### Task prompt
Quote the listing in full, exactly as given, minus any pictures.

start Records for processing

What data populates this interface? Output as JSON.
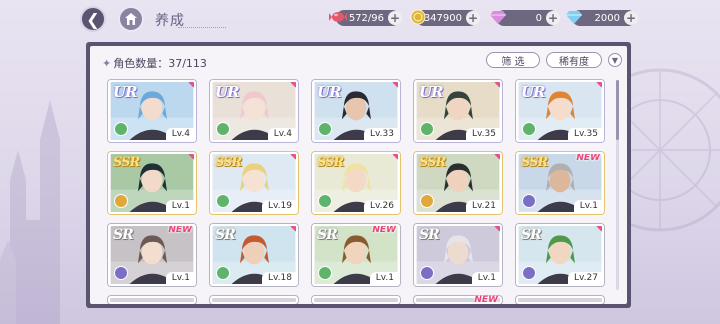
{
  "header": {
    "title": "养成",
    "resources": [
      {
        "name": "stamina",
        "value": "572/96",
        "icon": "candy-icon",
        "color": "#e05a6a"
      },
      {
        "name": "gold",
        "value": "3347900",
        "icon": "coin-icon",
        "color": "#e0b43a"
      },
      {
        "name": "premium-diamond",
        "value": "0",
        "icon": "pink-diamond-icon",
        "color": "#d98ce0"
      },
      {
        "name": "diamond",
        "value": "2000",
        "icon": "blue-diamond-icon",
        "color": "#7fd0f0"
      }
    ]
  },
  "panel": {
    "count_label": "角色数量：37/113",
    "filter_label": "筛 选",
    "rarity_label": "稀有度",
    "scroll_position": 0.0
  },
  "cards": [
    {
      "rarity": "UR",
      "level": "Lv.4",
      "new": false,
      "attr_color": "#5fb36b",
      "bg": "#bcd8ee",
      "hair": "#6aa9d8",
      "skin": "#f3dccd"
    },
    {
      "rarity": "UR",
      "level": "Lv.4",
      "new": false,
      "attr_color": "#5fb36b",
      "bg": "#e9e1d8",
      "hair": "#f2c8cf",
      "skin": "#f5e1d6"
    },
    {
      "rarity": "UR",
      "level": "Lv.33",
      "new": false,
      "attr_color": "#5fb36b",
      "bg": "#cfe0ee",
      "hair": "#2a2a35",
      "skin": "#e8c6ae"
    },
    {
      "rarity": "UR",
      "level": "Lv.35",
      "new": false,
      "attr_color": "#5fb36b",
      "bg": "#e6dcc8",
      "hair": "#36443e",
      "skin": "#f0d6c2"
    },
    {
      "rarity": "UR",
      "level": "Lv.35",
      "new": false,
      "attr_color": "#5fb36b",
      "bg": "#d9e6f2",
      "hair": "#e08434",
      "skin": "#f5dccb"
    },
    {
      "rarity": "SSR",
      "level": "Lv.1",
      "new": false,
      "attr_color": "#e0a83a",
      "bg": "#a9c9a4",
      "hair": "#203038",
      "skin": "#f2d9c8"
    },
    {
      "rarity": "SSR",
      "level": "Lv.19",
      "new": false,
      "attr_color": "#5fb36b",
      "bg": "#dfe9f4",
      "hair": "#e9d27e",
      "skin": "#f6e2d3"
    },
    {
      "rarity": "SSR",
      "level": "Lv.26",
      "new": false,
      "attr_color": "#5fb36b",
      "bg": "#e9ead6",
      "hair": "#f0e2a6",
      "skin": "#f4dac6"
    },
    {
      "rarity": "SSR",
      "level": "Lv.21",
      "new": false,
      "attr_color": "#e0a83a",
      "bg": "#cfd9c2",
      "hair": "#2a3030",
      "skin": "#efd2bd"
    },
    {
      "rarity": "SSR",
      "level": "Lv.1",
      "new": true,
      "attr_color": "#7a6fc4",
      "bg": "#c9d8e8",
      "hair": "#b0b0b0",
      "skin": "#dcb79c"
    },
    {
      "rarity": "SR",
      "level": "Lv.1",
      "new": true,
      "attr_color": "#7a6fc4",
      "bg": "#c7c2c6",
      "hair": "#6b5a55",
      "skin": "#f3ddcf"
    },
    {
      "rarity": "SR",
      "level": "Lv.18",
      "new": false,
      "attr_color": "#5fb36b",
      "bg": "#cfe4ee",
      "hair": "#c45a32",
      "skin": "#efcfb7"
    },
    {
      "rarity": "SR",
      "level": "Lv.1",
      "new": true,
      "attr_color": "#5fb36b",
      "bg": "#d2e3c8",
      "hair": "#8a5a30",
      "skin": "#f1d4bd"
    },
    {
      "rarity": "SR",
      "level": "Lv.1",
      "new": false,
      "attr_color": "#7a6fc4",
      "bg": "#cfcadb",
      "hair": "#e4e4ea",
      "skin": "#eedbd0"
    },
    {
      "rarity": "SR",
      "level": "Lv.27",
      "new": false,
      "attr_color": "#7a6fc4",
      "bg": "#d6e6ef",
      "hair": "#4f9a48",
      "skin": "#f1d6c2"
    }
  ],
  "partial_row": {
    "new": true
  }
}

end Records for processing

### Expected answer
What data populates this interface? Output as JSON.
{
  "header": {
    "title": "养成",
    "resources": [
      {
        "name": "stamina",
        "value": "572/96",
        "icon": "candy-icon",
        "color": "#e05a6a"
      },
      {
        "name": "gold",
        "value": "3347900",
        "icon": "coin-icon",
        "color": "#e0b43a"
      },
      {
        "name": "premium-diamond",
        "value": "0",
        "icon": "pink-diamond-icon",
        "color": "#d98ce0"
      },
      {
        "name": "diamond",
        "value": "2000",
        "icon": "blue-diamond-icon",
        "color": "#7fd0f0"
      }
    ]
  },
  "panel": {
    "count_label": "角色数量：37/113",
    "filter_label": "筛 选",
    "rarity_label": "稀有度",
    "scroll_position": 0.0
  },
  "cards": [
    {
      "rarity": "UR",
      "level": "Lv.4",
      "new": false,
      "attr_color": "#5fb36b",
      "bg": "#bcd8ee",
      "hair": "#6aa9d8",
      "skin": "#f3dccd"
    },
    {
      "rarity": "UR",
      "level": "Lv.4",
      "new": false,
      "attr_color": "#5fb36b",
      "bg": "#e9e1d8",
      "hair": "#f2c8cf",
      "skin": "#f5e1d6"
    },
    {
      "rarity": "UR",
      "level": "Lv.33",
      "new": false,
      "attr_color": "#5fb36b",
      "bg": "#cfe0ee",
      "hair": "#2a2a35",
      "skin": "#e8c6ae"
    },
    {
      "rarity": "UR",
      "level": "Lv.35",
      "new": false,
      "attr_color": "#5fb36b",
      "bg": "#e6dcc8",
      "hair": "#36443e",
      "skin": "#f0d6c2"
    },
    {
      "rarity": "UR",
      "level": "Lv.35",
      "new": false,
      "attr_color": "#5fb36b",
      "bg": "#d9e6f2",
      "hair": "#e08434",
      "skin": "#f5dccb"
    },
    {
      "rarity": "SSR",
      "level": "Lv.1",
      "new": false,
      "attr_color": "#e0a83a",
      "bg": "#a9c9a4",
      "hair": "#203038",
      "skin": "#f2d9c8"
    },
    {
      "rarity": "SSR",
      "level": "Lv.19",
      "new": false,
      "attr_color": "#5fb36b",
      "bg": "#dfe9f4",
      "hair": "#e9d27e",
      "skin": "#f6e2d3"
    },
    {
      "rarity": "SSR",
      "level": "Lv.26",
      "new": false,
      "attr_color": "#5fb36b",
      "bg": "#e9ead6",
      "hair": "#f0e2a6",
      "skin": "#f4dac6"
    },
    {
      "rarity": "SSR",
      "level": "Lv.21",
      "new": false,
      "attr_color": "#e0a83a",
      "bg": "#cfd9c2",
      "hair": "#2a3030",
      "skin": "#efd2bd"
    },
    {
      "rarity": "SSR",
      "level": "Lv.1",
      "new": true,
      "attr_color": "#7a6fc4",
      "bg": "#c9d8e8",
      "hair": "#b0b0b0",
      "skin": "#dcb79c"
    },
    {
      "rarity": "SR",
      "level": "Lv.1",
      "new": true,
      "attr_color": "#7a6fc4",
      "bg": "#c7c2c6",
      "hair": "#6b5a55",
      "skin": "#f3ddcf"
    },
    {
      "rarity": "SR",
      "level": "Lv.18",
      "new": false,
      "attr_color": "#5fb36b",
      "bg": "#cfe4ee",
      "hair": "#c45a32",
      "skin": "#efcfb7"
    },
    {
      "rarity": "SR",
      "level": "Lv.1",
      "new": true,
      "attr_color": "#5fb36b",
      "bg": "#d2e3c8",
      "hair": "#8a5a30",
      "skin": "#f1d4bd"
    },
    {
      "rarity": "SR",
      "level": "Lv.1",
      "new": false,
      "attr_color": "#7a6fc4",
      "bg": "#cfcadb",
      "hair": "#e4e4ea",
      "skin": "#eedbd0"
    },
    {
      "rarity": "SR",
      "level": "Lv.27",
      "new": false,
      "attr_color": "#7a6fc4",
      "bg": "#d6e6ef",
      "hair": "#4f9a48",
      "skin": "#f1d6c2"
    }
  ],
  "partial_row": {
    "new": true
  }
}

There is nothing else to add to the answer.